[Stored items]
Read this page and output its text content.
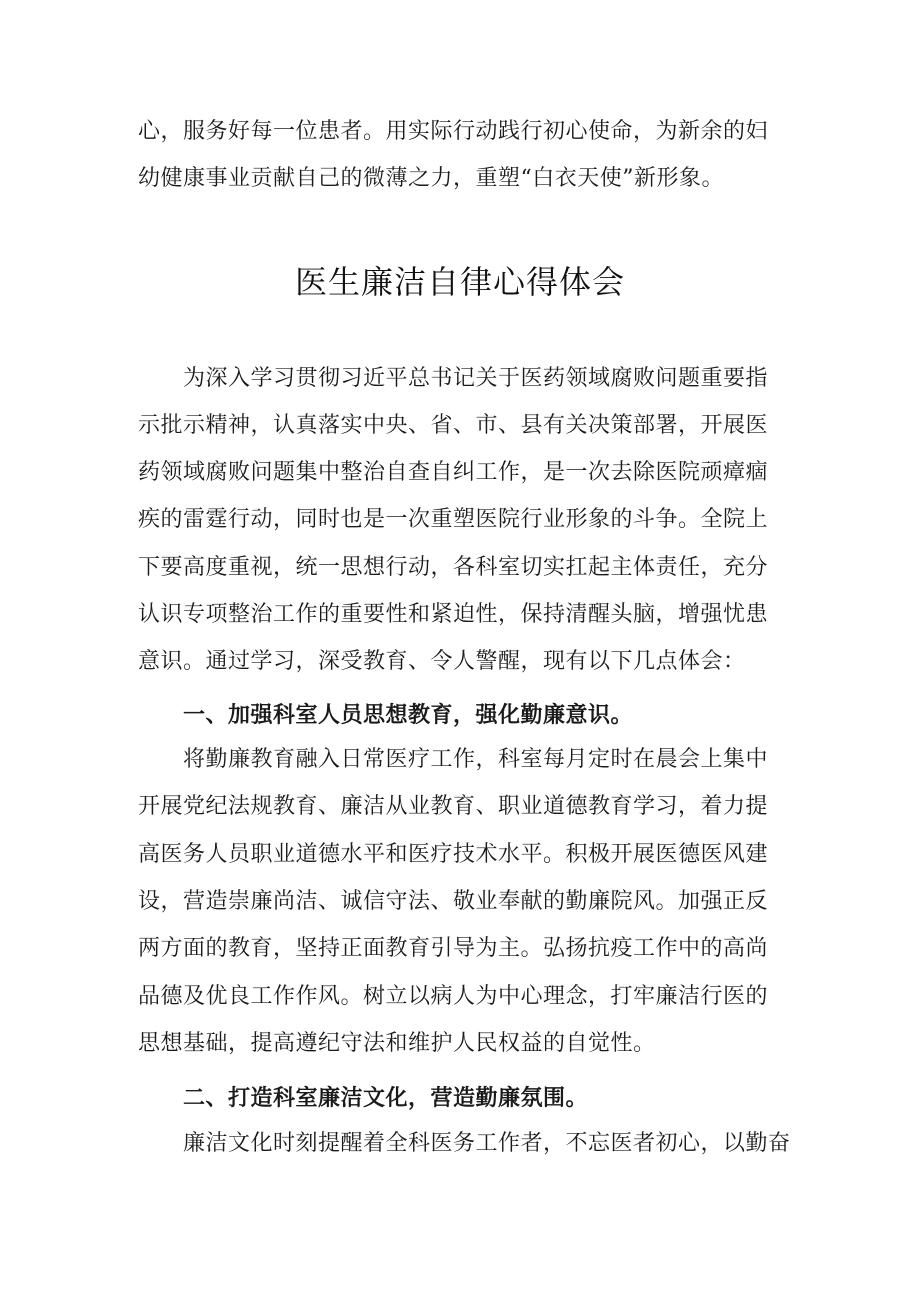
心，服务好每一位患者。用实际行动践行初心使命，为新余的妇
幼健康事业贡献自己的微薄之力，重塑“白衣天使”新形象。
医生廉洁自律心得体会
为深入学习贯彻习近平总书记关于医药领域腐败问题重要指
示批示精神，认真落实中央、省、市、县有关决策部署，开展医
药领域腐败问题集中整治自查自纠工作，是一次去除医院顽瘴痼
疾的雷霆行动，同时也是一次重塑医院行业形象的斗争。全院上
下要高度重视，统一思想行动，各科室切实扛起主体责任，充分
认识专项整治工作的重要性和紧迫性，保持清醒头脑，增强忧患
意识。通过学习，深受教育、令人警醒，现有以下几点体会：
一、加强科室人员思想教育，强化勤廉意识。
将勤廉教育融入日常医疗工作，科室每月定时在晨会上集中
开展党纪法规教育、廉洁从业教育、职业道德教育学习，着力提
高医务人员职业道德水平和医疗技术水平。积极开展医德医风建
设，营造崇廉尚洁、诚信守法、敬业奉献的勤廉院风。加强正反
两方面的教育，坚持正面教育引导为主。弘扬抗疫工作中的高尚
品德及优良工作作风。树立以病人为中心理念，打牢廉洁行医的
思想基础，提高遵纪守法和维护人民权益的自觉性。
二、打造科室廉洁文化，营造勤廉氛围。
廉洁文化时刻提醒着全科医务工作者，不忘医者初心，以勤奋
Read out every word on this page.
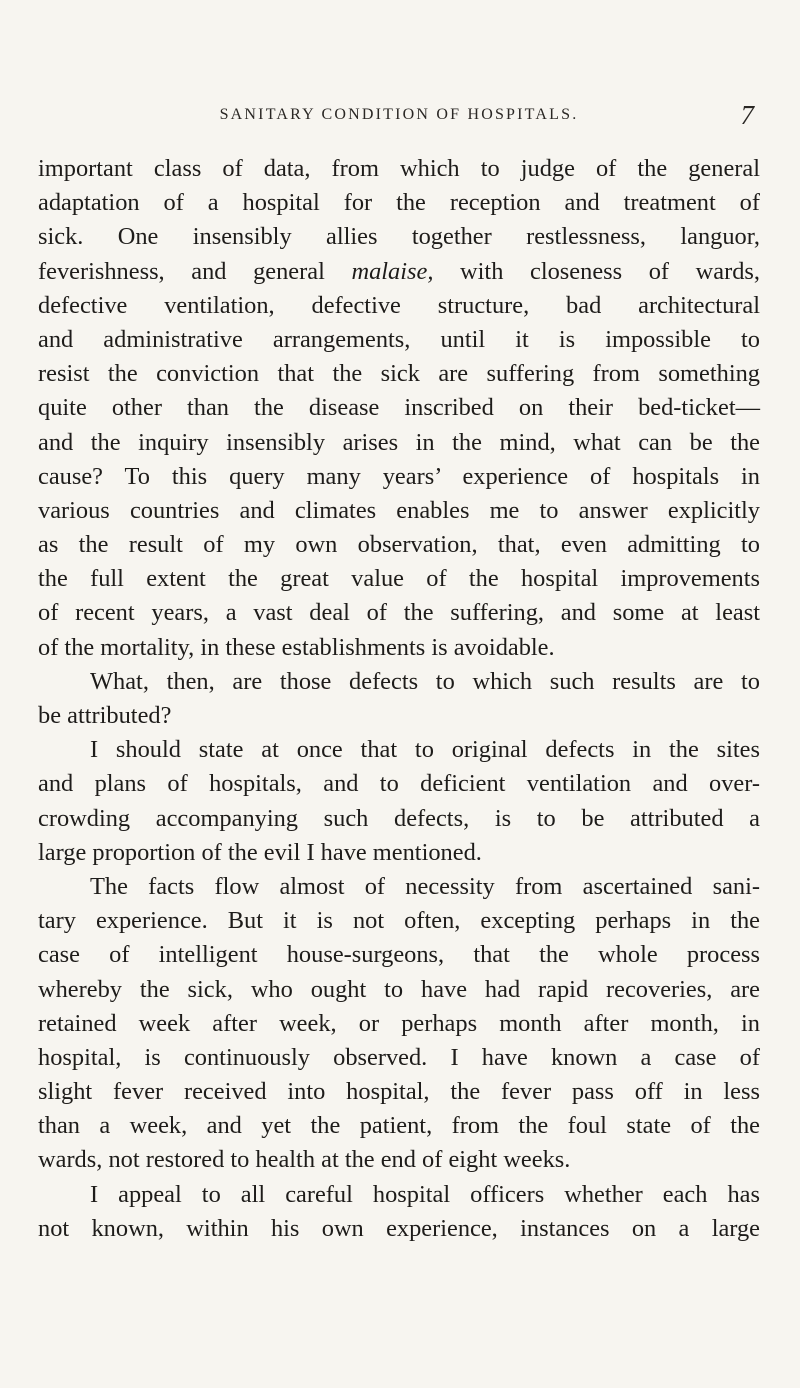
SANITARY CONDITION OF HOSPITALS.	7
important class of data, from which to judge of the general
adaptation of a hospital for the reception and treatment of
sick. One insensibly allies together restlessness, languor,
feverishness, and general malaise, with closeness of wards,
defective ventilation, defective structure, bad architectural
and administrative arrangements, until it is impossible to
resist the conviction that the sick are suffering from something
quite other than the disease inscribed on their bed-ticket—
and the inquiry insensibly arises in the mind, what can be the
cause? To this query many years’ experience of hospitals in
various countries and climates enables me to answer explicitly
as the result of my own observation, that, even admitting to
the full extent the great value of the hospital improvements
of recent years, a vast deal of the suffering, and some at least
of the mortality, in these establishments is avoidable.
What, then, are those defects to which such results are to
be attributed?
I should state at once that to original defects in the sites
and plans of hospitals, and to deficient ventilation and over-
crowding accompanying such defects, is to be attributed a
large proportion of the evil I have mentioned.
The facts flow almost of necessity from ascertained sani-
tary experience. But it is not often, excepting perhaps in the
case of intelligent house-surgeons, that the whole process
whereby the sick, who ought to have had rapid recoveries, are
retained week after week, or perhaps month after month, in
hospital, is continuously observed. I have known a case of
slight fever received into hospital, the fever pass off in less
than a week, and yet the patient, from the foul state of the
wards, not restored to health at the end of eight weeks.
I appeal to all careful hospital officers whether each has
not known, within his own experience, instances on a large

Problem to solve — From the listing above, copy every line that holds the string "large".

Complete response —
large proportion of the evil I have mentioned.
not known, within his own experience, instances on a large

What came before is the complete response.